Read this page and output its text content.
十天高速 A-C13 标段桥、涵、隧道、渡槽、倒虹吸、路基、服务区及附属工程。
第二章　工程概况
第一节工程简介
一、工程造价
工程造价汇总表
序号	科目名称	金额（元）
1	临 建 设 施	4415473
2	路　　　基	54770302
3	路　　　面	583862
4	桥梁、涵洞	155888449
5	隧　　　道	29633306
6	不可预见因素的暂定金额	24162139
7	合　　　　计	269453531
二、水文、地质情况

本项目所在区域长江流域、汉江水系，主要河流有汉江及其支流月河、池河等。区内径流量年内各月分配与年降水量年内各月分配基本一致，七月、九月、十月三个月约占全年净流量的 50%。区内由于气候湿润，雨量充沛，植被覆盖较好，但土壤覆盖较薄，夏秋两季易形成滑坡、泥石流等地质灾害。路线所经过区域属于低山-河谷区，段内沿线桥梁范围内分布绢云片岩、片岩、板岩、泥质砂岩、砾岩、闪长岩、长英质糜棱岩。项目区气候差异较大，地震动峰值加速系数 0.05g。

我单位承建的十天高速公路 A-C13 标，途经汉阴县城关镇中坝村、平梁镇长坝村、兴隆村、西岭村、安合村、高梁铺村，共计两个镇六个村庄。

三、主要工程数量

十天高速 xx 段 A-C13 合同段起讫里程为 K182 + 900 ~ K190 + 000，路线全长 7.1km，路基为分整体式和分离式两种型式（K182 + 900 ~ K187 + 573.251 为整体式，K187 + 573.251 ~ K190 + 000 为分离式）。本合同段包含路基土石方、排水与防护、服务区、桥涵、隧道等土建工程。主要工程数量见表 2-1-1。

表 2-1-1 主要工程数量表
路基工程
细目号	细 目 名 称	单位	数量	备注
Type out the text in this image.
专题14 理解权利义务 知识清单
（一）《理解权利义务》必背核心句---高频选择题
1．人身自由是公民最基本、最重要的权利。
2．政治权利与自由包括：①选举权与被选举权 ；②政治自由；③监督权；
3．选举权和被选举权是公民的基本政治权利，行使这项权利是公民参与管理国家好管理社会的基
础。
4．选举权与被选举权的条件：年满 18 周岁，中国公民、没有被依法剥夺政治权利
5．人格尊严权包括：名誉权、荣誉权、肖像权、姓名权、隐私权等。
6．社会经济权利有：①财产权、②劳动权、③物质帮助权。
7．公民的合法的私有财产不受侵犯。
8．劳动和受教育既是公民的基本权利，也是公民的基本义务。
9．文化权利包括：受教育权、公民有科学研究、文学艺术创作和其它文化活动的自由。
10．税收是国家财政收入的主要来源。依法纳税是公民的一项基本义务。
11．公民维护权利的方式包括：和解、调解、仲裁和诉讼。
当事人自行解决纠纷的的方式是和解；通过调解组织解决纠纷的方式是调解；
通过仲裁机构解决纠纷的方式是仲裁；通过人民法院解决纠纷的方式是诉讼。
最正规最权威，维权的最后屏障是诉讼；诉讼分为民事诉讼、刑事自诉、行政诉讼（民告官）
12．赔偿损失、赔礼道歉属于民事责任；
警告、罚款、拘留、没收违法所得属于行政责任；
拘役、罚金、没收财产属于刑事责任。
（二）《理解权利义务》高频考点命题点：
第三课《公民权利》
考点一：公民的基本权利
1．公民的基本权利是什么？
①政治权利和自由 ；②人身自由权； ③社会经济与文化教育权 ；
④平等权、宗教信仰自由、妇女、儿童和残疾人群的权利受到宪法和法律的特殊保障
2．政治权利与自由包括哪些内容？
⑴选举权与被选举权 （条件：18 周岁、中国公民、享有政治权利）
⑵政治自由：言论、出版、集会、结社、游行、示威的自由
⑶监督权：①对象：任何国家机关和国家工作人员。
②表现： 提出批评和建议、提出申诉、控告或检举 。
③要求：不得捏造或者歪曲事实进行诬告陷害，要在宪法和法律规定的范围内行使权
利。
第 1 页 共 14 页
■ ■ ■ ■ ■ ■ ■
State how many lines of the data include the word "理解权利义务", with nothing else.

■ **Result for this exercise**: 3